**WORKING DATA:**
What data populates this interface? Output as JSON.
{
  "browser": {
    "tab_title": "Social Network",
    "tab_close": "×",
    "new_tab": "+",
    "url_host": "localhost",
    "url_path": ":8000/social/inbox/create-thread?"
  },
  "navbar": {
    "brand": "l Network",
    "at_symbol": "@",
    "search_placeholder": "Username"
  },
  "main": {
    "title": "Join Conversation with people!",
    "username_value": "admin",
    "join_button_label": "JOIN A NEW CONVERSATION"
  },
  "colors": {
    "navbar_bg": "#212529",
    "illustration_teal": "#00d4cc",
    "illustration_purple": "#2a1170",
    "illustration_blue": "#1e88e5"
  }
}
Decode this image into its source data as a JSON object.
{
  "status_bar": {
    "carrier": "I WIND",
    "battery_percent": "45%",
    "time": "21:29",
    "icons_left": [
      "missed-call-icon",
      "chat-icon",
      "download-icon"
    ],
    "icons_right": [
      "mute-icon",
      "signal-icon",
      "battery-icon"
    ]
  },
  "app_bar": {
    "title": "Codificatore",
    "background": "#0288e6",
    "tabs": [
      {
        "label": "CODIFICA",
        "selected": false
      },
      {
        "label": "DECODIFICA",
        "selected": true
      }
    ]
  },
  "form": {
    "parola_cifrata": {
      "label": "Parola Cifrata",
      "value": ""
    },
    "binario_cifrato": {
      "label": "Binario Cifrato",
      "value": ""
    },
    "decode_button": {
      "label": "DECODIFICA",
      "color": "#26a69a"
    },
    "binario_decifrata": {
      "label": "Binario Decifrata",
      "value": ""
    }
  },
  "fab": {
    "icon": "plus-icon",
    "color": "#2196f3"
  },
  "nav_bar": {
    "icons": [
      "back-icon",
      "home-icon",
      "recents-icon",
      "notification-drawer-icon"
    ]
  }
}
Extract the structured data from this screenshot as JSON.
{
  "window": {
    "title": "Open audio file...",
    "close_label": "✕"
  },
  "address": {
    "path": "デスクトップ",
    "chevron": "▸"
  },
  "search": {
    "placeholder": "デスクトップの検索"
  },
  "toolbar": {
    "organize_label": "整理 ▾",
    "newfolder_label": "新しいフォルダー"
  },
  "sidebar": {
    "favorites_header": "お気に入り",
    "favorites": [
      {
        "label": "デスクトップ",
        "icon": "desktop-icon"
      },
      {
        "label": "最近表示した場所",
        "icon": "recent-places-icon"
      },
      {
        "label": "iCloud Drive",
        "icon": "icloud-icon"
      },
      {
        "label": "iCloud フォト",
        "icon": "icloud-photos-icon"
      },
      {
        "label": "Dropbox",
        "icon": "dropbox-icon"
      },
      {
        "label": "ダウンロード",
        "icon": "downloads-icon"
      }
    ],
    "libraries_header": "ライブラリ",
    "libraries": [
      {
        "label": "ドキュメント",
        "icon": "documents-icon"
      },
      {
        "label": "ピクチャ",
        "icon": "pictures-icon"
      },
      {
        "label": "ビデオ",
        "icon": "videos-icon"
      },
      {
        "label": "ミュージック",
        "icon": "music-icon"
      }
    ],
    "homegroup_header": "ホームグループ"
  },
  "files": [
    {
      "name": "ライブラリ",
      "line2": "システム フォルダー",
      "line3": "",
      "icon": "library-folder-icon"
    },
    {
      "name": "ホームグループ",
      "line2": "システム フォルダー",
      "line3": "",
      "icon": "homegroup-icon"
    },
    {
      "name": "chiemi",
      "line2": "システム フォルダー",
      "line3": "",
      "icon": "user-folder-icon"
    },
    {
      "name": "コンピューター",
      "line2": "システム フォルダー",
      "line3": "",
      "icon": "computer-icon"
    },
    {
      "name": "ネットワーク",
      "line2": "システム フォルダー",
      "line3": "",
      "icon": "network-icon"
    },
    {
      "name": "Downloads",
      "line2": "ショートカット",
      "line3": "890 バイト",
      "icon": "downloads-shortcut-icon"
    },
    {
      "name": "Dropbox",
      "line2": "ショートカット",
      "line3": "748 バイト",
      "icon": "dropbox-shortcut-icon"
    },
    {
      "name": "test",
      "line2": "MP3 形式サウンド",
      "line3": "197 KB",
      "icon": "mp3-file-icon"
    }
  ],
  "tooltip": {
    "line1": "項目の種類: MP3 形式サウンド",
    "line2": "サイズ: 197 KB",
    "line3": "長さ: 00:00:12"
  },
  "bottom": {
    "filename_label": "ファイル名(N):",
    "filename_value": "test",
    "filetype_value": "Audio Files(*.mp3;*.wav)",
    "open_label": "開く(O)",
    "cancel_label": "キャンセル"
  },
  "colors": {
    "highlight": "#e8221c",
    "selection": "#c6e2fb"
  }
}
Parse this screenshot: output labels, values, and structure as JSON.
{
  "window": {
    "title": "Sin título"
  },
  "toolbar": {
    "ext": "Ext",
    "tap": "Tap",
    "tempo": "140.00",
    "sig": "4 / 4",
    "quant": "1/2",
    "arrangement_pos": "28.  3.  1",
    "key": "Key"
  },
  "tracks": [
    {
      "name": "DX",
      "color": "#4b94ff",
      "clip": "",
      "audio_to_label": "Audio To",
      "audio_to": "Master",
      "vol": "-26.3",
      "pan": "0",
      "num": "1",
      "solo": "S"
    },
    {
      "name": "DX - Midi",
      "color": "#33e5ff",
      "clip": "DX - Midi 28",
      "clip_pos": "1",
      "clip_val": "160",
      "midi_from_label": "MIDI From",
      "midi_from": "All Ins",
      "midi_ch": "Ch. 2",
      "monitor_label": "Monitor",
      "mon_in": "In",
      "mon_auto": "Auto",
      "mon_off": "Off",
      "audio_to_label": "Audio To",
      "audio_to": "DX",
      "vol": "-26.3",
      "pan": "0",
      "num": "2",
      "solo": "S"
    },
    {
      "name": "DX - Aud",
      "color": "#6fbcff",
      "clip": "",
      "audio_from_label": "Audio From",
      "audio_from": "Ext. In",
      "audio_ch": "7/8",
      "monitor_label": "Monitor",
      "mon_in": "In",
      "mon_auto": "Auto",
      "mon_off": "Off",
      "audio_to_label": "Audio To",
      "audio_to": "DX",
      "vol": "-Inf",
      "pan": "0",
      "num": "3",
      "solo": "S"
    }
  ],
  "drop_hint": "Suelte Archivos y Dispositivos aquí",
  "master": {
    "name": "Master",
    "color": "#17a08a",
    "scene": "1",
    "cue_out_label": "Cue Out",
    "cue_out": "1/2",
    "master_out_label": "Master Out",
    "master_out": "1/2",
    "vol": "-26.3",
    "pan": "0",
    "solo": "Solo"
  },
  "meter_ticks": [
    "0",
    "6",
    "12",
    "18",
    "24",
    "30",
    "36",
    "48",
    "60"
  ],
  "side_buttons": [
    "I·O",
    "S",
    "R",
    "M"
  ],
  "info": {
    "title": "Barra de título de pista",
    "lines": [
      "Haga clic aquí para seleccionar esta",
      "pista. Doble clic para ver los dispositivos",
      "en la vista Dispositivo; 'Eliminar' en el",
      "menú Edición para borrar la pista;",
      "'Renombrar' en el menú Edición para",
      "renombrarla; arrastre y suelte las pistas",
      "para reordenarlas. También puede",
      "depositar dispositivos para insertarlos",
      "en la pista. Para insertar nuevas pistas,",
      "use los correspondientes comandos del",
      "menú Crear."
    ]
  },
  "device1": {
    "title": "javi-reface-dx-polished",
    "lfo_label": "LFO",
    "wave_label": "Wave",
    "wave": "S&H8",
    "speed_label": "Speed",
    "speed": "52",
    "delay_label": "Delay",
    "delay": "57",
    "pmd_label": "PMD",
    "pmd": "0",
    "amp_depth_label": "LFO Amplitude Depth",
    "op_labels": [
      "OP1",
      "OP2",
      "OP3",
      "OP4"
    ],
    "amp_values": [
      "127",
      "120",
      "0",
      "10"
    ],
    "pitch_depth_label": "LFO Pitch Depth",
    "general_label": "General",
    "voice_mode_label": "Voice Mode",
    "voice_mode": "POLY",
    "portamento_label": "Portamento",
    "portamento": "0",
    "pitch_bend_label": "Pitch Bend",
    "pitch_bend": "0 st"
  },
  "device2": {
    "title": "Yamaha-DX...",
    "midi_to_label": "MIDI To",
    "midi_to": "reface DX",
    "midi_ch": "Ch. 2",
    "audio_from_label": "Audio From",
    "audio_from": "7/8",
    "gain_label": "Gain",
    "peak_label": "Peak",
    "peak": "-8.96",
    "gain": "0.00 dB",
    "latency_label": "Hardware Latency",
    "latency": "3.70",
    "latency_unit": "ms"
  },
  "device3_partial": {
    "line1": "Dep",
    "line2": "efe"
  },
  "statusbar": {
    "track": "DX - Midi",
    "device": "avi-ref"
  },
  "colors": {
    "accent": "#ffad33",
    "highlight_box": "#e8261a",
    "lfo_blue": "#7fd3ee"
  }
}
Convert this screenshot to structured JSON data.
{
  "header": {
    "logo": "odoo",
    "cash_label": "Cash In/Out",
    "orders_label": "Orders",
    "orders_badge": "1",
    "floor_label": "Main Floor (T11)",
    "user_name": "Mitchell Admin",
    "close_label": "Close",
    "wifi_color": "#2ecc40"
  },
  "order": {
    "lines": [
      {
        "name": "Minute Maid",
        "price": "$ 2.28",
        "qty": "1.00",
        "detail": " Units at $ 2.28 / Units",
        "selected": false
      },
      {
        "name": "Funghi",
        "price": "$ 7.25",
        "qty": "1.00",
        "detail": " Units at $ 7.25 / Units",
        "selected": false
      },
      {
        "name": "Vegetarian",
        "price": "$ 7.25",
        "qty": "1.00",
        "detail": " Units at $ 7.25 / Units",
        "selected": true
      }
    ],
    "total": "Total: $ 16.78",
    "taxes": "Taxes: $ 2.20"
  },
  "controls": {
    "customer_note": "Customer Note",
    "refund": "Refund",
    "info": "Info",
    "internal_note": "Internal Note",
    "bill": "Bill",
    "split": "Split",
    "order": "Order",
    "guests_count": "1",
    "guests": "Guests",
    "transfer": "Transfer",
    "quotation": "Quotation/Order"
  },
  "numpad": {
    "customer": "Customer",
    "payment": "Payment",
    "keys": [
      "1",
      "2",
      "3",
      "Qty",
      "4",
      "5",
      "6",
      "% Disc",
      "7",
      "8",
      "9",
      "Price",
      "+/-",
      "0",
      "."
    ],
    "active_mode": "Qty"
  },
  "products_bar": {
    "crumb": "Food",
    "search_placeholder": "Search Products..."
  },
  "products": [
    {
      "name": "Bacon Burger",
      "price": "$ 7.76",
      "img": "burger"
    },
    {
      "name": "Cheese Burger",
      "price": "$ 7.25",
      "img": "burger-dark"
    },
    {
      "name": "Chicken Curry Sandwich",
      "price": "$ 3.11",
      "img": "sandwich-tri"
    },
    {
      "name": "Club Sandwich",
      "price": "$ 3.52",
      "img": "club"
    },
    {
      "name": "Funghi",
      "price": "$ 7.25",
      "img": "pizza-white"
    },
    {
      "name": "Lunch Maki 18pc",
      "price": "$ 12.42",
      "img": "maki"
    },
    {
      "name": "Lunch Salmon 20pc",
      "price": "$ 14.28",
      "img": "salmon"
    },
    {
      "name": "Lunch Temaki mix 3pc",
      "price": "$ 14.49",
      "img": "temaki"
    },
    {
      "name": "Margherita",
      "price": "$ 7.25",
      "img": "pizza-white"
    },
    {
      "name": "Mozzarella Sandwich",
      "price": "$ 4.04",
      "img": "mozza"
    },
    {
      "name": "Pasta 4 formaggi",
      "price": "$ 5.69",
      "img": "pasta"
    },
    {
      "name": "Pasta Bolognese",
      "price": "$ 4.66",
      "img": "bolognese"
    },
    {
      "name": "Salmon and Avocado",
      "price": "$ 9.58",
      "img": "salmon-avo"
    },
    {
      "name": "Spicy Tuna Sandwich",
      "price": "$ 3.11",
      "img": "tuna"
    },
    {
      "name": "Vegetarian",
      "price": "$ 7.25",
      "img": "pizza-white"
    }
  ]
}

**WORK TO BE COMPLETED:** Select and copy every line of the listing with the word "pistas".

**FULL RESPONSE:**
      "renombrarla; arrastre y suelte las pistas",
      "en la pista. Para insertar nuevas pistas,",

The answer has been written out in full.